▶ _Set task_: Extract all data as written.

▶ _Data records_:
########################################
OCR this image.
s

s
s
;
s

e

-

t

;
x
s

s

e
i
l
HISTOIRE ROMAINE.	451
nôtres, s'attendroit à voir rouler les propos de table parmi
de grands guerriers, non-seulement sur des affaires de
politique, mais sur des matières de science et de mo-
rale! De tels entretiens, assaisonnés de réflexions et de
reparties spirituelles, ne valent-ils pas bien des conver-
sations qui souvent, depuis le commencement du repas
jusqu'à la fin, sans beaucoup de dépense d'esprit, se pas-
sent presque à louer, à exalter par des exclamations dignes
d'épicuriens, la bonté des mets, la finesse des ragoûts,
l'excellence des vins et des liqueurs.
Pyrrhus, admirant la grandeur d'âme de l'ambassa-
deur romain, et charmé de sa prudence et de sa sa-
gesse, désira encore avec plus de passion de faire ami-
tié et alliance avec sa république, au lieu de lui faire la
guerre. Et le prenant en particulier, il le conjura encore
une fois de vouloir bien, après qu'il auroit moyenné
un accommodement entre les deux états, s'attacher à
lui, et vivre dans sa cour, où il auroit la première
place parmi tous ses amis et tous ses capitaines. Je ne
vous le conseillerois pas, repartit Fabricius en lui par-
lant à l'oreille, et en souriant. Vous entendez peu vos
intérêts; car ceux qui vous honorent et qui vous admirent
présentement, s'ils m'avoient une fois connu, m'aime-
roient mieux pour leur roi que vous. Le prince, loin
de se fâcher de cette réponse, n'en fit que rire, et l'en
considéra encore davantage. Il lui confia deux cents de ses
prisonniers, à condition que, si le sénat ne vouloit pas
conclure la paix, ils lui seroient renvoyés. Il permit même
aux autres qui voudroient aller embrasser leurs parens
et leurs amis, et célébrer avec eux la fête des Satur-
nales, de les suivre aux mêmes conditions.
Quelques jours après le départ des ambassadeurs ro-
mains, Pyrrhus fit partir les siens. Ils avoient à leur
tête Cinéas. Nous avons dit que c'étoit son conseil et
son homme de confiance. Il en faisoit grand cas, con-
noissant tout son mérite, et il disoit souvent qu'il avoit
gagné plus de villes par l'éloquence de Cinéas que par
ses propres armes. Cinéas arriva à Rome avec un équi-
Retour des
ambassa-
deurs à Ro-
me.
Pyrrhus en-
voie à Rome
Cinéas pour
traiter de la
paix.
########################################
▶ _Exercise result_:
OCR this image.
s

s
s
;
s

e

-

t

;
x
s

s

e
i
l
HISTOIRE ROMAINE.	451
nôtres, s'attendroit à voir rouler les propos de table parmi
de grands guerriers, non-seulement sur des affaires de
politique, mais sur des matières de science et de mo-
rale! De tels entretiens, assaisonnés de réflexions et de
reparties spirituelles, ne valent-ils pas bien des conver-
sations qui souvent, depuis le commencement du repas
jusqu'à la fin, sans beaucoup de dépense d'esprit, se pas-
sent presque à louer, à exalter par des exclamations dignes
d'épicuriens, la bonté des mets, la finesse des ragoûts,
l'excellence des vins et des liqueurs.
Pyrrhus, admirant la grandeur d'âme de l'ambassa-
deur romain, et charmé de sa prudence et de sa sa-
gesse, désira encore avec plus de passion de faire ami-
tié et alliance avec sa république, au lieu de lui faire la
guerre. Et le prenant en particulier, il le conjura encore
une fois de vouloir bien, après qu'il auroit moyenné
un accommodement entre les deux états, s'attacher à
lui, et vivre dans sa cour, où il auroit la première
place parmi tous ses amis et tous ses capitaines. Je ne
vous le conseillerois pas, repartit Fabricius en lui par-
lant à l'oreille, et en souriant. Vous entendez peu vos
intérêts; car ceux qui vous honorent et qui vous admirent
présentement, s'ils m'avoient une fois connu, m'aime-
roient mieux pour leur roi que vous. Le prince, loin
de se fâcher de cette réponse, n'en fit que rire, et l'en
considéra encore davantage. Il lui confia deux cents de ses
prisonniers, à condition que, si le sénat ne vouloit pas
conclure la paix, ils lui seroient renvoyés. Il permit même
aux autres qui voudroient aller embrasser leurs parens
et leurs amis, et célébrer avec eux la fête des Satur-
nales, de les suivre aux mêmes conditions.
Quelques jours après le départ des ambassadeurs ro-
mains, Pyrrhus fit partir les siens. Ils avoient à leur
tête Cinéas. Nous avons dit que c'étoit son conseil et
son homme de confiance. Il en faisoit grand cas, con-
noissant tout son mérite, et il disoit souvent qu'il avoit
gagné plus de villes par l'éloquence de Cinéas que par
ses propres armes. Cinéas arriva à Rome avec un équi-
Retour des
ambassa-
deurs à Ro-
me.
Pyrrhus en-
voie à Rome
Cinéas pour
traiter de la
paix.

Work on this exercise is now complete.